> **OBJECTIVE**
Look through the records that follow. Copy every line containing the word "Einrichter".

══ DATA PROVIDED

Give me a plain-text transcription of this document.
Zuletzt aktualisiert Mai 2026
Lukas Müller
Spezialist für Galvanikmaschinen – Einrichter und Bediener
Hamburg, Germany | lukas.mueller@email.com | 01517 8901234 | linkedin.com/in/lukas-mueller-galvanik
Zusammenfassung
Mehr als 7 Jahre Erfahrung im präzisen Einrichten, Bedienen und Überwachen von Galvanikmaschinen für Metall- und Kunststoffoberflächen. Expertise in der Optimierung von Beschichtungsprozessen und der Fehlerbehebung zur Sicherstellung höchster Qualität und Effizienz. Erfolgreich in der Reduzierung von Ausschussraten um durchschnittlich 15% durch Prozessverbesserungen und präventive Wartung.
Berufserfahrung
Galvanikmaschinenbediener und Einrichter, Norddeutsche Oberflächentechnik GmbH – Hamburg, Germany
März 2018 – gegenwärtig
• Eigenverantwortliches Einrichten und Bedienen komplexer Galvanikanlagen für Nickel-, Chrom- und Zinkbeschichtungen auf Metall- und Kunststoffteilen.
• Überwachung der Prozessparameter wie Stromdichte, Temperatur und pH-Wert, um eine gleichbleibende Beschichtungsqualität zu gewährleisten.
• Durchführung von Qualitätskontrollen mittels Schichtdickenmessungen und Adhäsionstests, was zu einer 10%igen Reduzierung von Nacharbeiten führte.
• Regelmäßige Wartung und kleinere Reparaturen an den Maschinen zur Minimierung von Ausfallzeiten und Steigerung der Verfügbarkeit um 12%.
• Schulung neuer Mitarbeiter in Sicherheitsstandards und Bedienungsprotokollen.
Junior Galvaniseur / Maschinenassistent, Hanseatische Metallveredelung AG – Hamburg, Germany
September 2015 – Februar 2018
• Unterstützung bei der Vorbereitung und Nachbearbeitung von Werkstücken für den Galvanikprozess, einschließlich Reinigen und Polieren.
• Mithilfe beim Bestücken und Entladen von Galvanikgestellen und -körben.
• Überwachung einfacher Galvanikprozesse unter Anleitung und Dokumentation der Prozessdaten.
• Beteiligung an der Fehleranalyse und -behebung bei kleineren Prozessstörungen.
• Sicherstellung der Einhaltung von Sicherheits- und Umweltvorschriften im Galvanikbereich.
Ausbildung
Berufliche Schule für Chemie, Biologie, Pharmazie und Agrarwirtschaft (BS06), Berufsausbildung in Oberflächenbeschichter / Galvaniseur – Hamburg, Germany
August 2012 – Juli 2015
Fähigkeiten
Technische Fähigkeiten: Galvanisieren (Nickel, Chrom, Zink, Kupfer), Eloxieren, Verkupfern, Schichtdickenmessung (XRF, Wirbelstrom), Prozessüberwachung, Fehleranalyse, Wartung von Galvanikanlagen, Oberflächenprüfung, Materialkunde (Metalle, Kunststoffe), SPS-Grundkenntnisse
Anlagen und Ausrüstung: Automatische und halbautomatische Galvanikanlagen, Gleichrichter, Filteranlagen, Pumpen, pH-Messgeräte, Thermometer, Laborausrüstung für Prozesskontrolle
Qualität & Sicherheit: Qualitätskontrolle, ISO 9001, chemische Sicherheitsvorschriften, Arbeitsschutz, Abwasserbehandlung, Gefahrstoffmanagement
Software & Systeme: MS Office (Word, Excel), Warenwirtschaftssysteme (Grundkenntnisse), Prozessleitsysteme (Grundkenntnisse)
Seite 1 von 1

════

> **WRITTEN RESPONSE**
Spezialist für Galvanikmaschinen – Einrichter und Bediener
Galvanikmaschinenbediener und Einrichter, Norddeutsche Oberflächentechnik GmbH – Hamburg, Germany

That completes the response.